THE PROBLEM:
Keep the pictures out of the copy and print all the entries below exactly.

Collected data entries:
>> start

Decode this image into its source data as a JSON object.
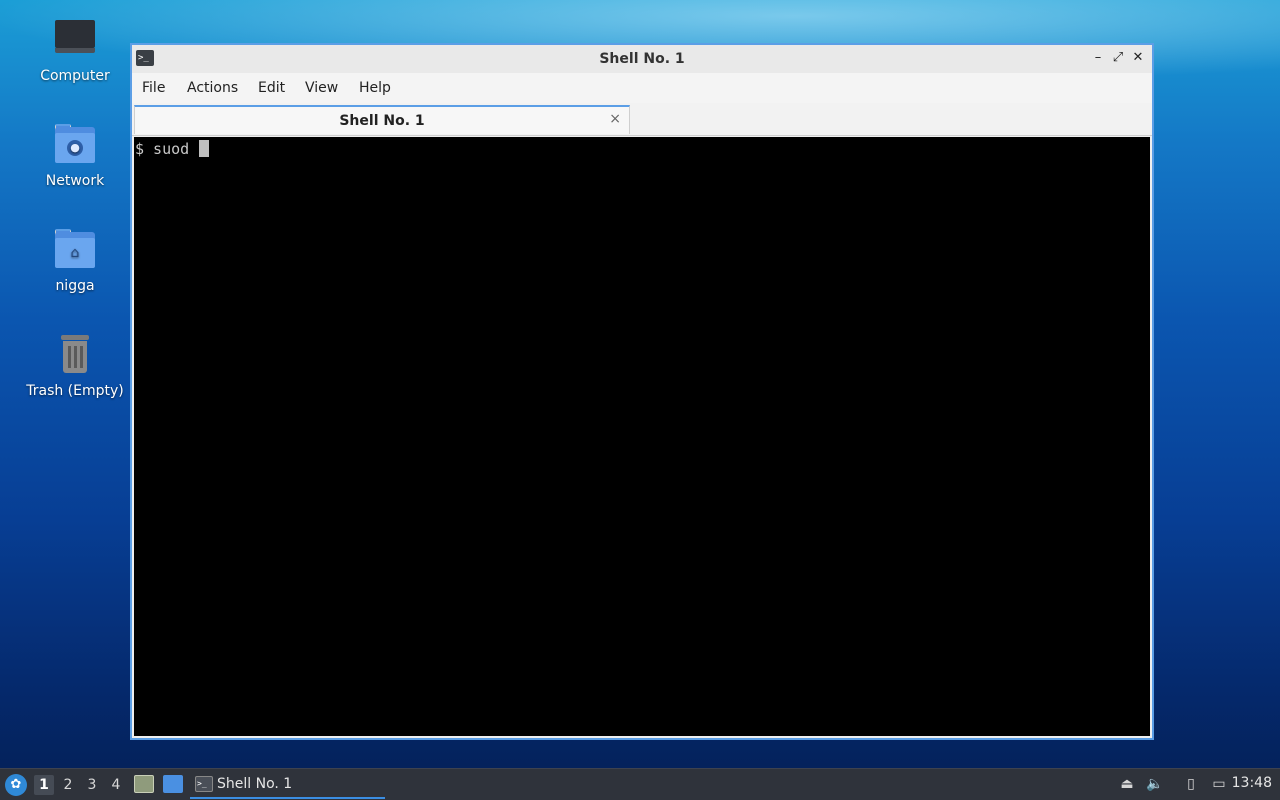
{
  "desktop": {
    "icons": [
      {
        "label": "Computer"
      },
      {
        "label": "Network"
      },
      {
        "label": "nigga"
      },
      {
        "label": "Trash (Empty)"
      }
    ]
  },
  "window": {
    "title": "Shell No. 1",
    "app_icon_text": ">_",
    "controls": {
      "minimize": "–",
      "maximize": "⤢",
      "close": "✕"
    },
    "menu": [
      "File",
      "Actions",
      "Edit",
      "View",
      "Help"
    ],
    "tab": {
      "label": "Shell No. 1",
      "close": "×"
    },
    "terminal": {
      "line": "$ suod "
    }
  },
  "taskbar": {
    "start_icon": "lubuntu-logo-icon",
    "workspaces": [
      "1",
      "2",
      "3",
      "4"
    ],
    "active_workspace": "1",
    "task": {
      "label": "Shell No. 1"
    },
    "clock": "13:48"
  },
  "colors": {
    "accent": "#5b9ee6",
    "taskbar_bg": "#2f333b",
    "terminal_bg": "#000000"
  }
}
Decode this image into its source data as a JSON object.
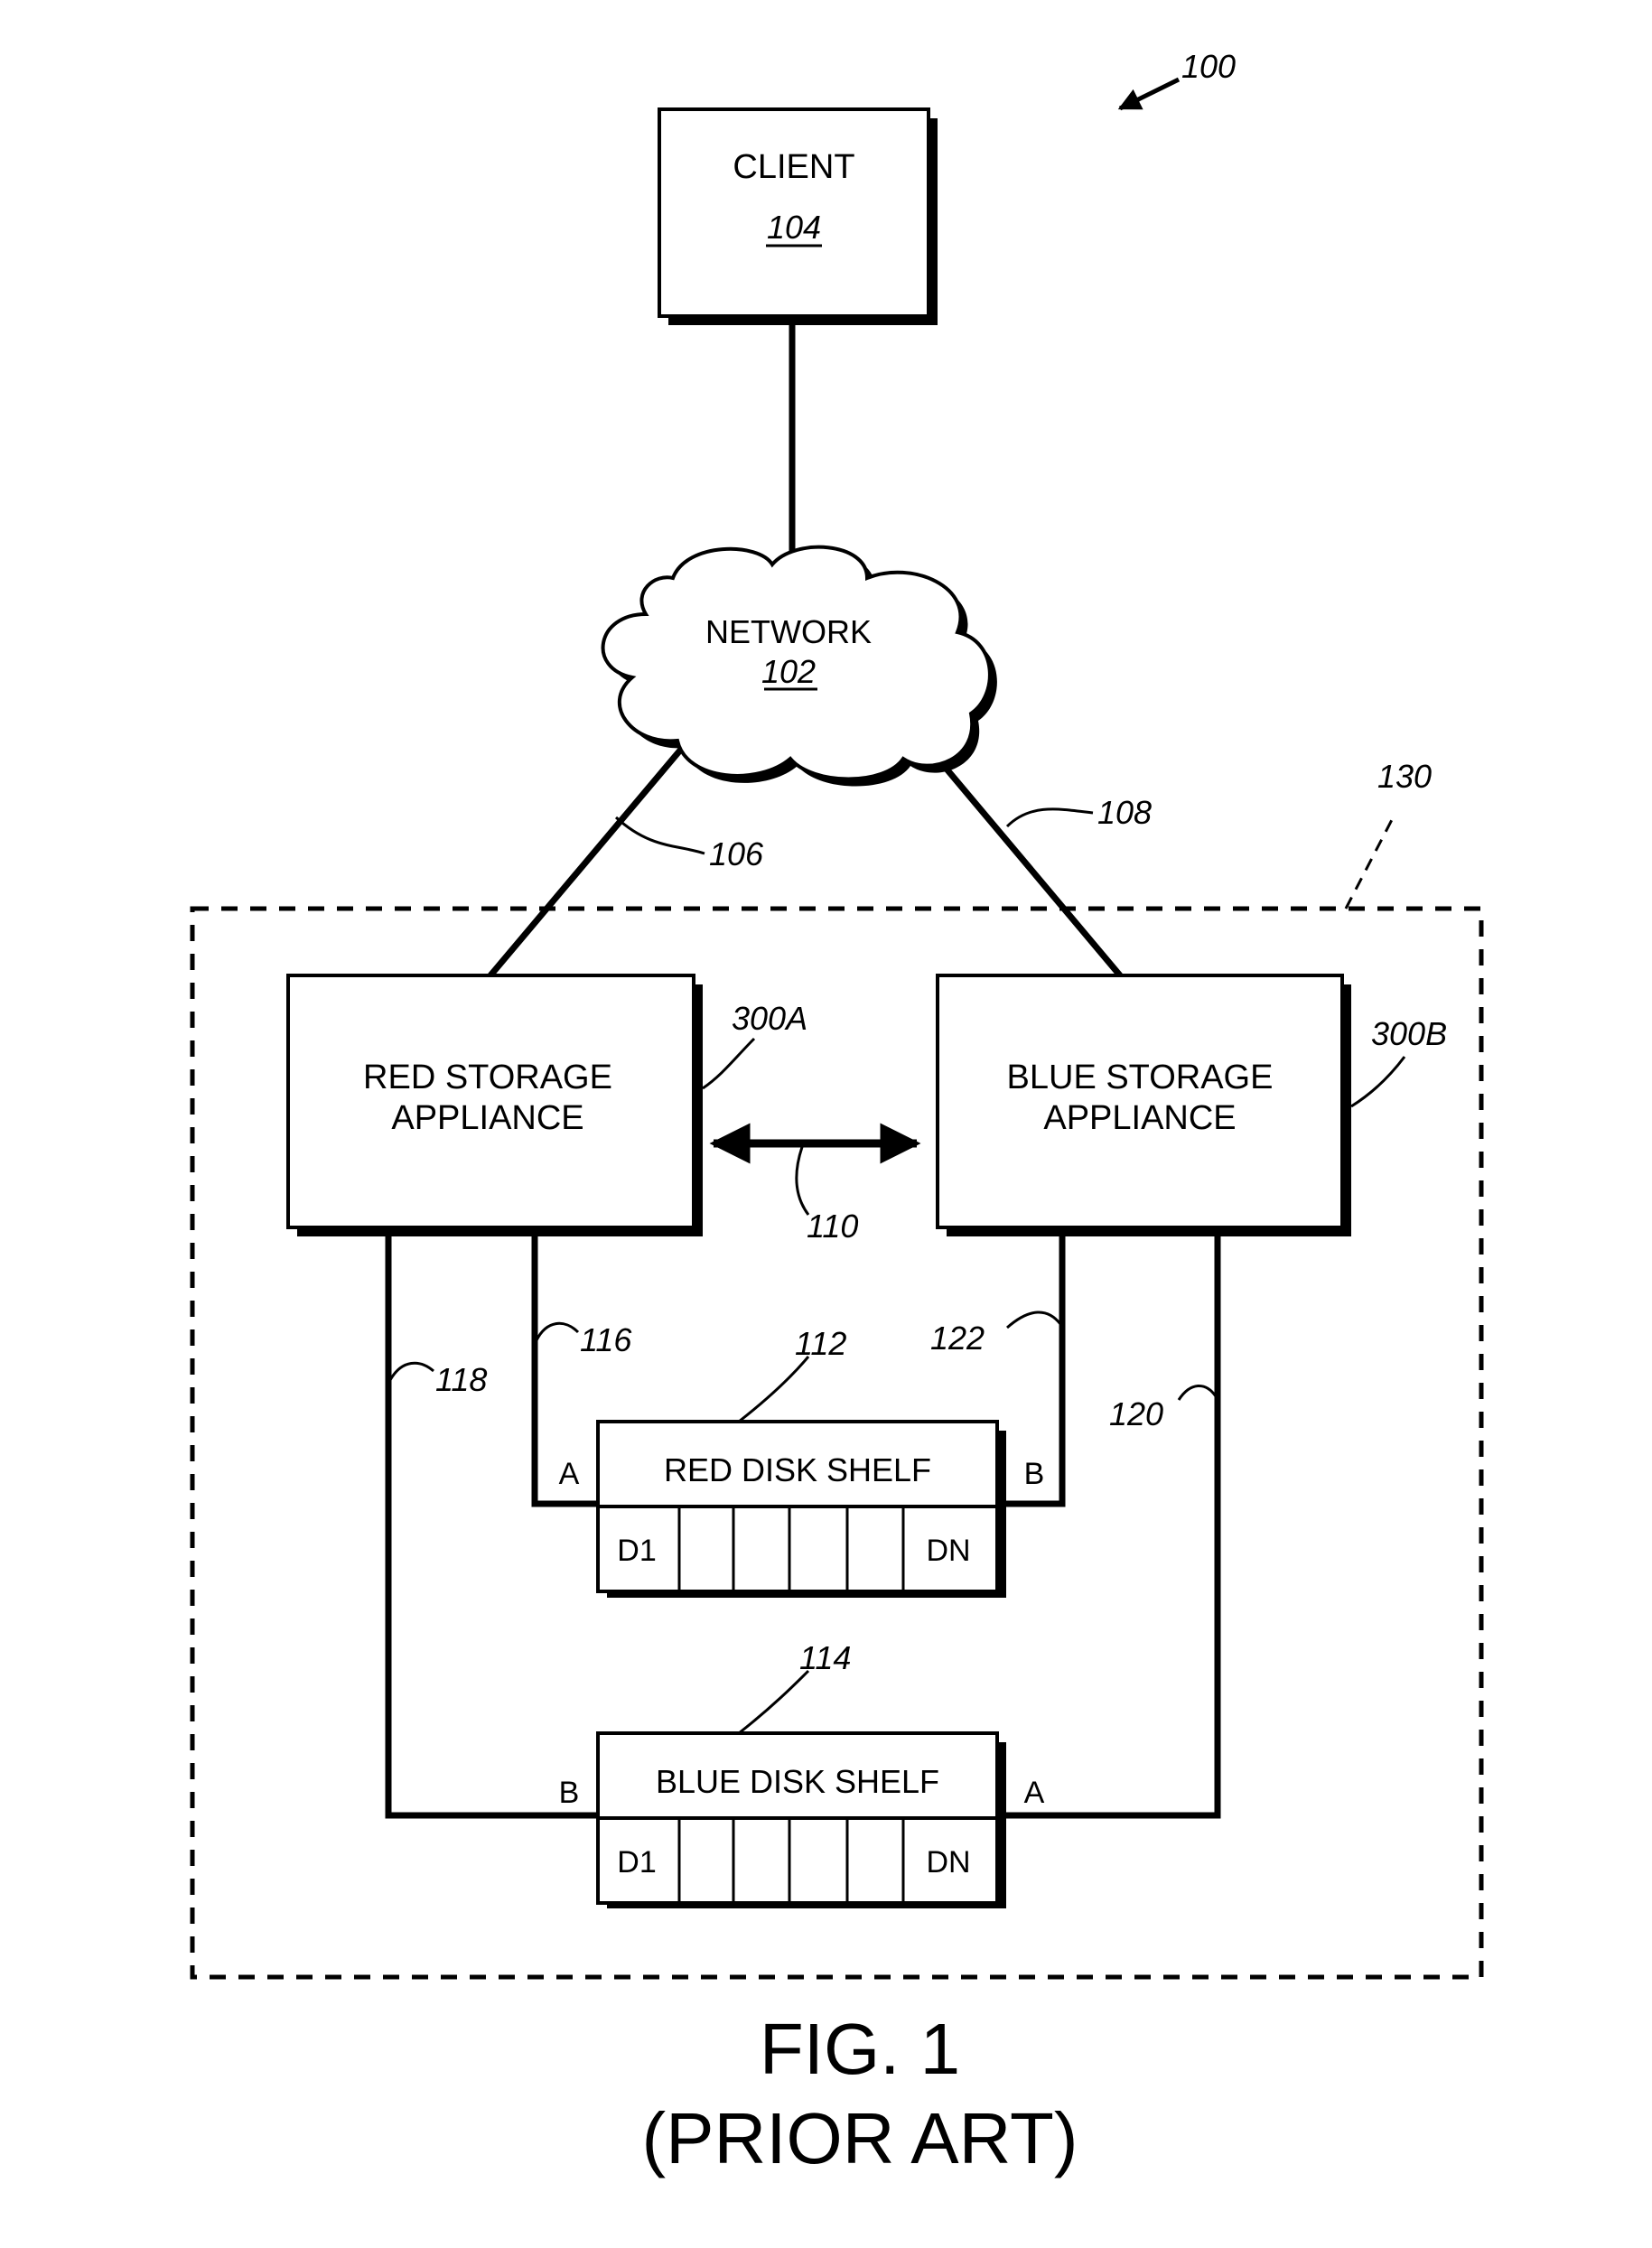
{
  "figure": {
    "ref": "100",
    "caption": "FIG. 1",
    "subcaption": "(PRIOR ART)"
  },
  "nodes": {
    "client": {
      "label": "CLIENT",
      "ref": "104"
    },
    "network": {
      "label": "NETWORK",
      "ref": "102"
    },
    "cluster": {
      "ref": "130"
    },
    "red_appliance": {
      "line1": "RED STORAGE",
      "line2": "APPLIANCE",
      "ref": "300A"
    },
    "blue_appliance": {
      "line1": "BLUE STORAGE",
      "line2": "APPLIANCE",
      "ref": "300B"
    },
    "red_shelf": {
      "label": "RED DISK SHELF",
      "ref": "112",
      "port_left": "A",
      "port_right": "B",
      "disk_first": "D1",
      "disk_last": "DN"
    },
    "blue_shelf": {
      "label": "BLUE DISK SHELF",
      "ref": "114",
      "port_left": "B",
      "port_right": "A",
      "disk_first": "D1",
      "disk_last": "DN"
    }
  },
  "links": {
    "net_red": "106",
    "net_blue": "108",
    "interconnect": "110",
    "red_to_red_shelf": "116",
    "red_to_blue_shelf": "118",
    "blue_to_blue_shelf": "120",
    "blue_to_red_shelf": "122"
  }
}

>> end

OUTPUT OF THE EXERCISE:
Decode this image into its source data as a JSON object.
{
  "desktop": {
    "icons": [
      {
        "label": "Computer"
      },
      {
        "label": "Network"
      },
      {
        "label": "nigga"
      },
      {
        "label": "Trash (Empty)"
      }
    ]
  },
  "window": {
    "title": "Shell No. 1",
    "app_icon_text": ">_",
    "controls": {
      "minimize": "–",
      "maximize": "⤢",
      "close": "✕"
    },
    "menu": [
      "File",
      "Actions",
      "Edit",
      "View",
      "Help"
    ],
    "tab": {
      "label": "Shell No. 1",
      "close": "×"
    },
    "terminal": {
      "line": "$ suod "
    }
  },
  "taskbar": {
    "start_icon": "lubuntu-logo-icon",
    "workspaces": [
      "1",
      "2",
      "3",
      "4"
    ],
    "active_workspace": "1",
    "task": {
      "label": "Shell No. 1"
    },
    "clock": "13:48"
  },
  "colors": {
    "accent": "#5b9ee6",
    "taskbar_bg": "#2f333b",
    "terminal_bg": "#000000"
  }
}
Decode this image into its source data as a JSON object.
{
  "figure": {
    "ref": "100",
    "caption": "FIG. 1",
    "subcaption": "(PRIOR ART)"
  },
  "nodes": {
    "client": {
      "label": "CLIENT",
      "ref": "104"
    },
    "network": {
      "label": "NETWORK",
      "ref": "102"
    },
    "cluster": {
      "ref": "130"
    },
    "red_appliance": {
      "line1": "RED STORAGE",
      "line2": "APPLIANCE",
      "ref": "300A"
    },
    "blue_appliance": {
      "line1": "BLUE STORAGE",
      "line2": "APPLIANCE",
      "ref": "300B"
    },
    "red_shelf": {
      "label": "RED DISK SHELF",
      "ref": "112",
      "port_left": "A",
      "port_right": "B",
      "disk_first": "D1",
      "disk_last": "DN"
    },
    "blue_shelf": {
      "label": "BLUE DISK SHELF",
      "ref": "114",
      "port_left": "B",
      "port_right": "A",
      "disk_first": "D1",
      "disk_last": "DN"
    }
  },
  "links": {
    "net_red": "106",
    "net_blue": "108",
    "interconnect": "110",
    "red_to_red_shelf": "116",
    "red_to_blue_shelf": "118",
    "blue_to_blue_shelf": "120",
    "blue_to_red_shelf": "122"
  }
}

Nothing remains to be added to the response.